= Exercise =
Return a copy of every line in the records that includes the word "primary".

= Raw records =

>> Start

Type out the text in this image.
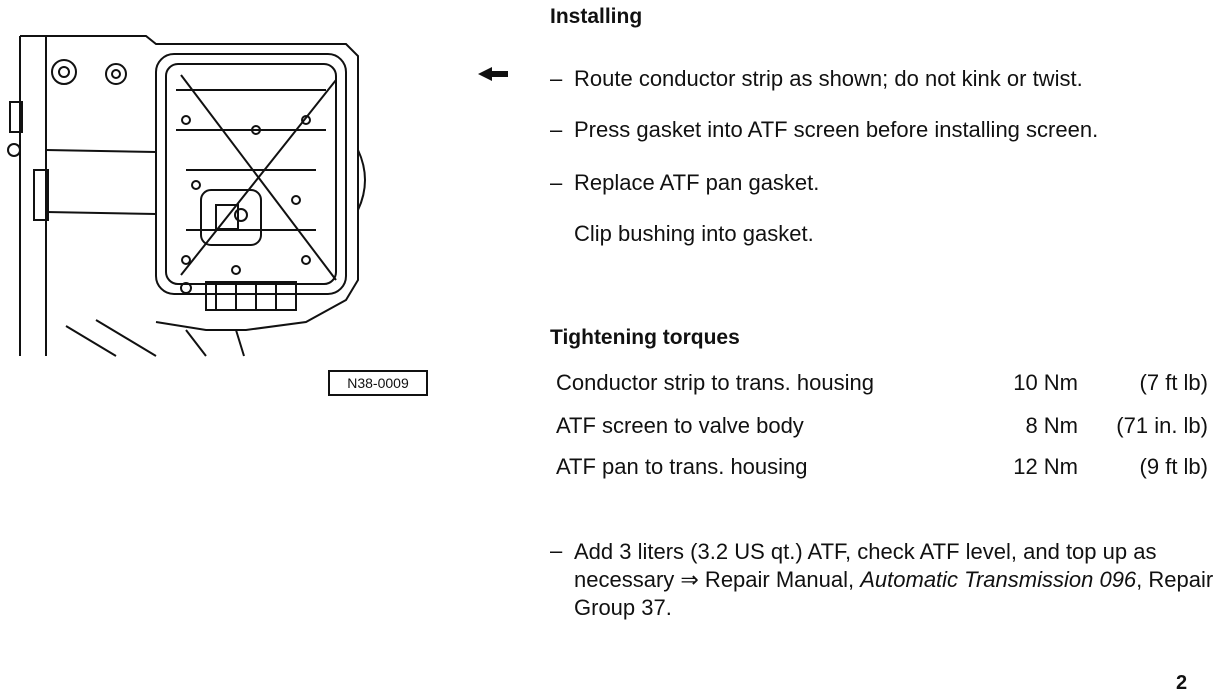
N38-0009
Installing
– Route conductor strip as shown; do not kink or twist.
– Press gasket into ATF screen before installing screen.
– Replace ATF pan gasket.
Clip bushing into gasket.
Tightening torques
Conductor strip to trans. housing	10 Nm	(7 ft lb)
ATF screen to valve body	8 Nm (71 in. lb)
ATF pan to trans. housing	12 Nm	(9 ft lb)
– Add 3 liters (3.2 US qt.) ATF, check ATF level, and top up as necessary ⇒ Repair Manual, Automatic Transmission 096, Repair Group 37.
2
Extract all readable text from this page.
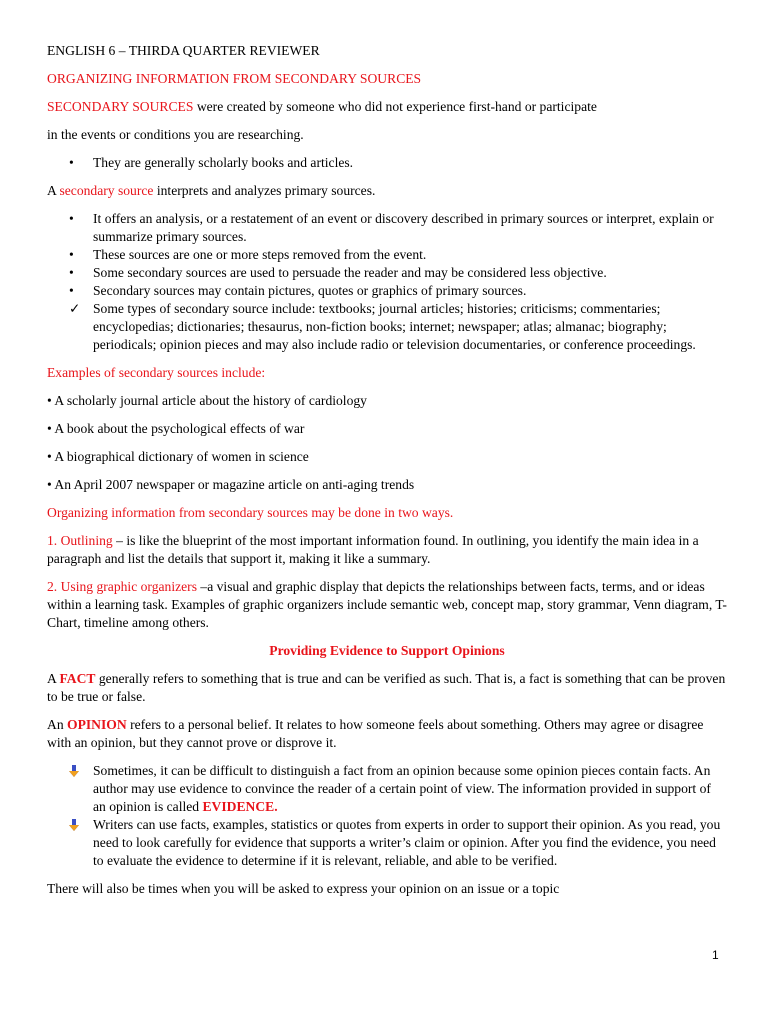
ENGLISH 6 – THIRDA QUARTER REVIEWER

ORGANIZING INFORMATION FROM SECONDARY SOURCES

SECONDARY SOURCES were created by someone who did not experience first-hand or participate

in the events or conditions you are researching.

•	They are generally scholarly books and articles.

A secondary source interprets and analyzes primary sources.

•	It offers an analysis, or a restatement of an event or discovery described in primary sources or interpret, explain or summarize primary sources.
•	These sources are one or more steps removed from the event.
•	Some secondary sources are used to persuade the reader and may be considered less objective.
•	Secondary sources may contain pictures, quotes or graphics of primary sources.
✓ Some types of secondary source include: textbooks; journal articles; histories; criticisms; commentaries; encyclopedias; dictionaries; thesaurus, non-fiction books; internet; newspaper; atlas; almanac; biography; periodicals; opinion pieces and may also include radio or television documentaries, or conference proceedings.

Examples of secondary sources include:

• A scholarly journal article about the history of cardiology

• A book about the psychological effects of war

• A biographical dictionary of women in science

• An April 2007 newspaper or magazine article on anti-aging trends

Organizing information from secondary sources may be done in two ways.

1. Outlining – is like the blueprint of the most important information found. In outlining, you identify the main idea in a paragraph and list the details that support it, making it like a summary.

2. Using graphic organizers –a visual and graphic display that depicts the relationships between facts, terms, and or ideas within a learning task. Examples of graphic organizers include semantic web, concept map, story grammar, Venn diagram, T-Chart, timeline among others.

Providing Evidence to Support Opinions

A FACT generally refers to something that is true and can be verified as such. That is, a fact is something that can be proven to be true or false.

An OPINION refers to a personal belief. It relates to how someone feels about something. Others may agree or disagree with an opinion, but they cannot prove or disprove it.

Sometimes, it can be difficult to distinguish a fact from an opinion because some opinion pieces contain facts. An author may use evidence to convince the reader of a certain point of view. The information provided in support of an opinion is called EVIDENCE.
Writers can use facts, examples, statistics or quotes from experts in order to support their opinion. As you read, you need to look carefully for evidence that supports a writer’s claim or opinion. After you find the evidence, you need to evaluate the evidence to determine if it is relevant, reliable, and able to be verified.

There will also be times when you will be asked to express your opinion on an issue or a topic

1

>> End

= Answer to this exercise =
A secondary source interprets and analyzes primary sources.
•	It offers an analysis, or a restatement of an event or discovery described in primary sources or interpret, explain or summarize primary sources.
•	Secondary sources may contain pictures, quotes or graphics of primary sources.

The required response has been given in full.